» **Directions for this task**
Return all lines with the word "following" in them.

» **Supplied material**
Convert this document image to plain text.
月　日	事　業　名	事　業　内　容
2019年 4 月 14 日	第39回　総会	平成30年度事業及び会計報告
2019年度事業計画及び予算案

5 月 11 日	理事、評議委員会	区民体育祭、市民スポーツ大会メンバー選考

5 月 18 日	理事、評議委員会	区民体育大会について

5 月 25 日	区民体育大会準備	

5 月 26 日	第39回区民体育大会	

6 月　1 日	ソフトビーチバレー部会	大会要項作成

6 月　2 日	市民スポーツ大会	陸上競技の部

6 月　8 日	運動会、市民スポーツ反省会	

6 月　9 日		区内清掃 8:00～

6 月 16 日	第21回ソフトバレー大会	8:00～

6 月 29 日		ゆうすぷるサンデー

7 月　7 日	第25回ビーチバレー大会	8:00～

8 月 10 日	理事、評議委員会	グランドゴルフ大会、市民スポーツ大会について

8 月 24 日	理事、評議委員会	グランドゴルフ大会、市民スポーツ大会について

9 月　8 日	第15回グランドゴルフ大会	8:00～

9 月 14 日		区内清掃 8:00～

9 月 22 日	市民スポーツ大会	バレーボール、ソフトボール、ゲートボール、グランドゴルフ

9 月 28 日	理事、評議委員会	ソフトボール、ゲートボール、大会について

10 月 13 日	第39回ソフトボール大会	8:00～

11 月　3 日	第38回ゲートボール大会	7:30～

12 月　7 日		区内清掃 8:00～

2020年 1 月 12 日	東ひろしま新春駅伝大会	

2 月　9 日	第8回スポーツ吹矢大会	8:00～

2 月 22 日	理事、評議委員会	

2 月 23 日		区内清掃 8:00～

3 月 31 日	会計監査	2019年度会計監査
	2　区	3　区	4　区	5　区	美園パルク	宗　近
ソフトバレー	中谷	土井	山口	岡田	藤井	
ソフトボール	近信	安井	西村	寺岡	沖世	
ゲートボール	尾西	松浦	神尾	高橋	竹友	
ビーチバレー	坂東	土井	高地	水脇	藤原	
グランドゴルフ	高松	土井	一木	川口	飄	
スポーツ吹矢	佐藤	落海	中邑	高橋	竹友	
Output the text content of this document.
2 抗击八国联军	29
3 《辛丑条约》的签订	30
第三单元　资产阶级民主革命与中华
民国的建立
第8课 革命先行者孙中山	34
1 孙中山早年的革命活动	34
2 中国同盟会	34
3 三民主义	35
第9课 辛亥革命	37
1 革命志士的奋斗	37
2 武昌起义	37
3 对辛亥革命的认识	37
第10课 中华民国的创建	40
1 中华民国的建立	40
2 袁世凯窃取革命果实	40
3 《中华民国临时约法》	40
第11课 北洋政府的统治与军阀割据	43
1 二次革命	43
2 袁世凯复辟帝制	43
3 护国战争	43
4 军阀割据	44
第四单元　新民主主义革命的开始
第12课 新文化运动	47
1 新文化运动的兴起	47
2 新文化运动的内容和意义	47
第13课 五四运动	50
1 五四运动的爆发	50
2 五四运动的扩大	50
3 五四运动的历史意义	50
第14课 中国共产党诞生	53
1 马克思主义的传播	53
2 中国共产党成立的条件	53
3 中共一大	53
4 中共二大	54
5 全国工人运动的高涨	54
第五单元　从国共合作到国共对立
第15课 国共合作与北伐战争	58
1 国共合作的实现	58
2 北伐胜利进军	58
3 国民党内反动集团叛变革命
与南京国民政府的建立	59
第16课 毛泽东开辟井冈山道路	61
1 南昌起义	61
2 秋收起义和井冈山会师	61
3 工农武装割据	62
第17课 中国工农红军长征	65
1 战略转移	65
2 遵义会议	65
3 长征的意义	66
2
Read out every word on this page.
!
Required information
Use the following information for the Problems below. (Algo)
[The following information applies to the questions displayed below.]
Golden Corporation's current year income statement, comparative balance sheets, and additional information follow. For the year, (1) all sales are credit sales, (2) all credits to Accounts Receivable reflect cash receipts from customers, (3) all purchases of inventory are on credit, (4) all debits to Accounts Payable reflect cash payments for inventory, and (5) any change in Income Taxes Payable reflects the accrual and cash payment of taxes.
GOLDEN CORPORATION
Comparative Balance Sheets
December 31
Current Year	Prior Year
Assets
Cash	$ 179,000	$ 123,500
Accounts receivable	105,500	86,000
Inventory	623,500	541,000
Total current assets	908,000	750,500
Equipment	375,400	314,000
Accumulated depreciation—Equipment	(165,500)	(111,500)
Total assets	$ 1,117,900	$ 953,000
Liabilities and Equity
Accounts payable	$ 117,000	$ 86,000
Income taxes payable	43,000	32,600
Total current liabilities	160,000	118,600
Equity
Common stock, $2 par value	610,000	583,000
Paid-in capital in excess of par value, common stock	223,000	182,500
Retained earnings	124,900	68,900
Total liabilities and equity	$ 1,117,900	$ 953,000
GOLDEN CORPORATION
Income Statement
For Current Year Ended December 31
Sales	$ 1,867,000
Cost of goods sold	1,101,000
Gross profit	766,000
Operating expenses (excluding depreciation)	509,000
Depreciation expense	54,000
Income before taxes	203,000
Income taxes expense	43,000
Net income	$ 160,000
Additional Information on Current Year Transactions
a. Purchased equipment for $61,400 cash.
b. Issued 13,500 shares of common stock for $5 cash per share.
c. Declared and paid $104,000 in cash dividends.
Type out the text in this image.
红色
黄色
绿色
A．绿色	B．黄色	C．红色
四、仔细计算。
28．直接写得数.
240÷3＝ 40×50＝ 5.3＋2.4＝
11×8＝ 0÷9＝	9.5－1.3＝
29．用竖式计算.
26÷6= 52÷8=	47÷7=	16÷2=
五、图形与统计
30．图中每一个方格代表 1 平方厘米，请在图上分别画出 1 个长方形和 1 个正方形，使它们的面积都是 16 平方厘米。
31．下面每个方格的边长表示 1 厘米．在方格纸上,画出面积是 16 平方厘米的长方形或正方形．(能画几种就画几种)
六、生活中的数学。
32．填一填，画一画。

» **Solution to the exercise**
Use the following information for the Problems below. (Algo)
[The following information applies to the questions displayed below.]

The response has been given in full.